---- Material for this exercise

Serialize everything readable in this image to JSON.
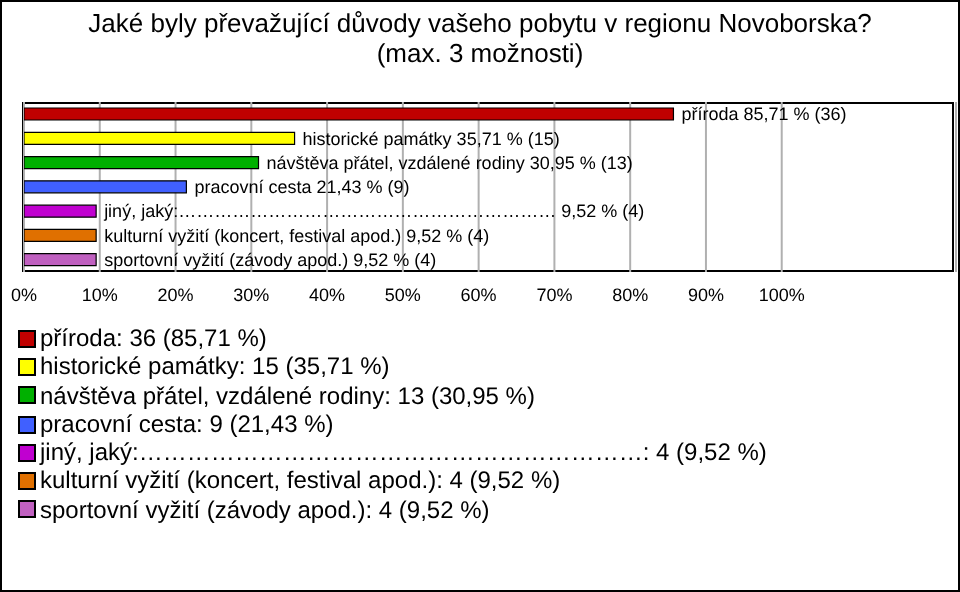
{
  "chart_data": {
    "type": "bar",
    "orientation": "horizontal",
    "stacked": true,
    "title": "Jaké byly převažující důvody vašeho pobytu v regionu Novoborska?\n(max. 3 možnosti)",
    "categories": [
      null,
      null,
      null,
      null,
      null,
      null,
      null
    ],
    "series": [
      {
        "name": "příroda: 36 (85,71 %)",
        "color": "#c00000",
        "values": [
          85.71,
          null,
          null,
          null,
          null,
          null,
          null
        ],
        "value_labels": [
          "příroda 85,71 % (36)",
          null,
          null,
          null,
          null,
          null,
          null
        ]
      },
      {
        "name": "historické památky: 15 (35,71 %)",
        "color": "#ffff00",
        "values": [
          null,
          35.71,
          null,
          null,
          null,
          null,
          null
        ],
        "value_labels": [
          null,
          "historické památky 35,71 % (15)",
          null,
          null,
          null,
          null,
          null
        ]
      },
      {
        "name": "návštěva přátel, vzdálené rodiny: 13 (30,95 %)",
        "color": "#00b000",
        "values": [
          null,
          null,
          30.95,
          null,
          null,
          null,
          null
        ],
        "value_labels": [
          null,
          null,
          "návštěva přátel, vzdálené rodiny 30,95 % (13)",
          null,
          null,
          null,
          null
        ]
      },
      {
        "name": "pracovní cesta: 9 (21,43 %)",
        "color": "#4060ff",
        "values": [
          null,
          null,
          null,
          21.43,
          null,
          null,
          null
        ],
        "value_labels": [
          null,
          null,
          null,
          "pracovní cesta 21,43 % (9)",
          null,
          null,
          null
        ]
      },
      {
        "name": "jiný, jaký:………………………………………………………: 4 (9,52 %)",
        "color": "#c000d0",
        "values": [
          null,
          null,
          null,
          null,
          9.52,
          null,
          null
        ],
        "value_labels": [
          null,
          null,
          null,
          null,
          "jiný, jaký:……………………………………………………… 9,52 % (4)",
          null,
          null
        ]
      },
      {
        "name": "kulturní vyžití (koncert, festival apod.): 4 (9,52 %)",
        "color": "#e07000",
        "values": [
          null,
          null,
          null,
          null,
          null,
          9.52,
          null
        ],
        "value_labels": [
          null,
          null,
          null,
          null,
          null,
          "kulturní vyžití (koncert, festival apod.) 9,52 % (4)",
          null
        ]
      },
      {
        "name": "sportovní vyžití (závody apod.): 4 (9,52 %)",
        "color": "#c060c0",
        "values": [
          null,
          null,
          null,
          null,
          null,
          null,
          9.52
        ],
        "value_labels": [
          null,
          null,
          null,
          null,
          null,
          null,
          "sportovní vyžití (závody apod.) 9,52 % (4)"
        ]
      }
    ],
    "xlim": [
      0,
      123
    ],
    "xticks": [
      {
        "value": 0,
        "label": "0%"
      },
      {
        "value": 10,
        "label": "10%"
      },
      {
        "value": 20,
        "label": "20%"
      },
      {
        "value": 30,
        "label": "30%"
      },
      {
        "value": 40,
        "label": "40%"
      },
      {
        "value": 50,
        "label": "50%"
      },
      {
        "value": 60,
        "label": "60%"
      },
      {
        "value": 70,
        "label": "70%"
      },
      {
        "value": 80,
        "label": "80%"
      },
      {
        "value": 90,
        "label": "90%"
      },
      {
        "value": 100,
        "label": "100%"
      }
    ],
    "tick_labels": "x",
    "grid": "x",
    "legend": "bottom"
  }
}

--------
---- Material for this exercise

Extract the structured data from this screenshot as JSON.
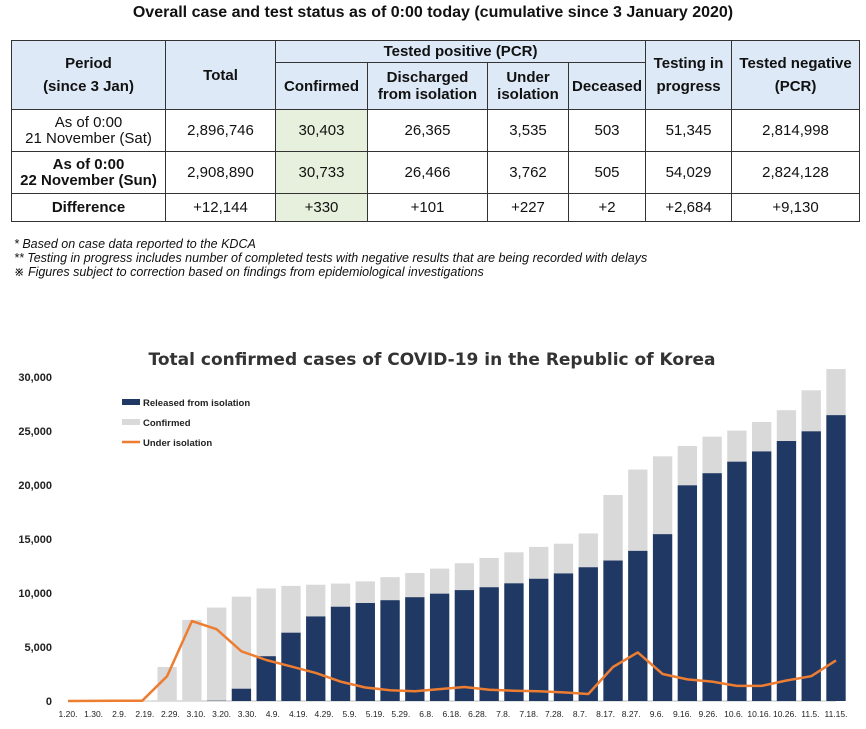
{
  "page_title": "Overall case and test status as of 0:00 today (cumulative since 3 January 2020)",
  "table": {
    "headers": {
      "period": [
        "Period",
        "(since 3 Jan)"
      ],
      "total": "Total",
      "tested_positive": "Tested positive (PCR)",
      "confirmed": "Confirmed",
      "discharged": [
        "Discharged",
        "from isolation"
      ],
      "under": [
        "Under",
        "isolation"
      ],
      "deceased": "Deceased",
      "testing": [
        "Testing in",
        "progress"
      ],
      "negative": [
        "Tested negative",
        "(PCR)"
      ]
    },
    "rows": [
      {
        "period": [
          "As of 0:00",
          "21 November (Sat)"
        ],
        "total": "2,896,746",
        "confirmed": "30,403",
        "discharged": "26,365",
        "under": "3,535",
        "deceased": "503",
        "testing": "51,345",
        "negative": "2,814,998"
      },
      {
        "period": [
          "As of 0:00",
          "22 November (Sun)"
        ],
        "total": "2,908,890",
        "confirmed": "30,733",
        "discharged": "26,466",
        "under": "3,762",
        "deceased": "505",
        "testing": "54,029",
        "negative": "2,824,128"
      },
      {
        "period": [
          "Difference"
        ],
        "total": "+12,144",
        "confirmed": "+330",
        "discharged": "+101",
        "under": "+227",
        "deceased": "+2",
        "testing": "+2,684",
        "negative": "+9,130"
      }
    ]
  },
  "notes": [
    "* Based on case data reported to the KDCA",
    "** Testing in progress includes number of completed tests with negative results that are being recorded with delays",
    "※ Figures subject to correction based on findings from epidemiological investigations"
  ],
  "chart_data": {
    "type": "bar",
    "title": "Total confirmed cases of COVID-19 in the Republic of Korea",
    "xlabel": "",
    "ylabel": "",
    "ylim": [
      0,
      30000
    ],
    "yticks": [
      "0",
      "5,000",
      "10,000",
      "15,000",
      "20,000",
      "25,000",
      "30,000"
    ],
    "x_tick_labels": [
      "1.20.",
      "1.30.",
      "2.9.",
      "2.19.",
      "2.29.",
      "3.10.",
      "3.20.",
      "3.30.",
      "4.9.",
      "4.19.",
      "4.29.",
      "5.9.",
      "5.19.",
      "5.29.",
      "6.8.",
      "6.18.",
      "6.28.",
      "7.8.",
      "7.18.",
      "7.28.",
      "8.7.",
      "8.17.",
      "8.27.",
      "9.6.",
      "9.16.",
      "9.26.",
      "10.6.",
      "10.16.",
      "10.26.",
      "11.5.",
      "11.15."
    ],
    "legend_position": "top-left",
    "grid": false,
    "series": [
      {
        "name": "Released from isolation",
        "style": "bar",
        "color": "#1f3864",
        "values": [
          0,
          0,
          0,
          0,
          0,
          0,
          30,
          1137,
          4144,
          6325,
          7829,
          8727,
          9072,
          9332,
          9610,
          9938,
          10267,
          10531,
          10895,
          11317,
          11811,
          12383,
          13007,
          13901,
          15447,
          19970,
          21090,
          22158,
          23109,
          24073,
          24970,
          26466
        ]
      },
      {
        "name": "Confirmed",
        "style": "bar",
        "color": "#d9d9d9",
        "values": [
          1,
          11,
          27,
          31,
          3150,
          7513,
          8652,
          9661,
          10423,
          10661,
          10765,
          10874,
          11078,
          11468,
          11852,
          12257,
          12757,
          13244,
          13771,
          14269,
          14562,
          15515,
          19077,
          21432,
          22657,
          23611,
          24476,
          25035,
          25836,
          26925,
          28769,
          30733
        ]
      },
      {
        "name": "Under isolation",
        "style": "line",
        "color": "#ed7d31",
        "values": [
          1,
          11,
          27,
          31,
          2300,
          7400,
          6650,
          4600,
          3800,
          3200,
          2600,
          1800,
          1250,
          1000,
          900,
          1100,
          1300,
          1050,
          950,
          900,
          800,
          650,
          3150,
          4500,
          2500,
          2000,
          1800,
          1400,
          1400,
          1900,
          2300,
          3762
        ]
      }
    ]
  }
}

--------

Provide only the count of lines in the material above that hold the word "kulturní".

— Exercise solution —
2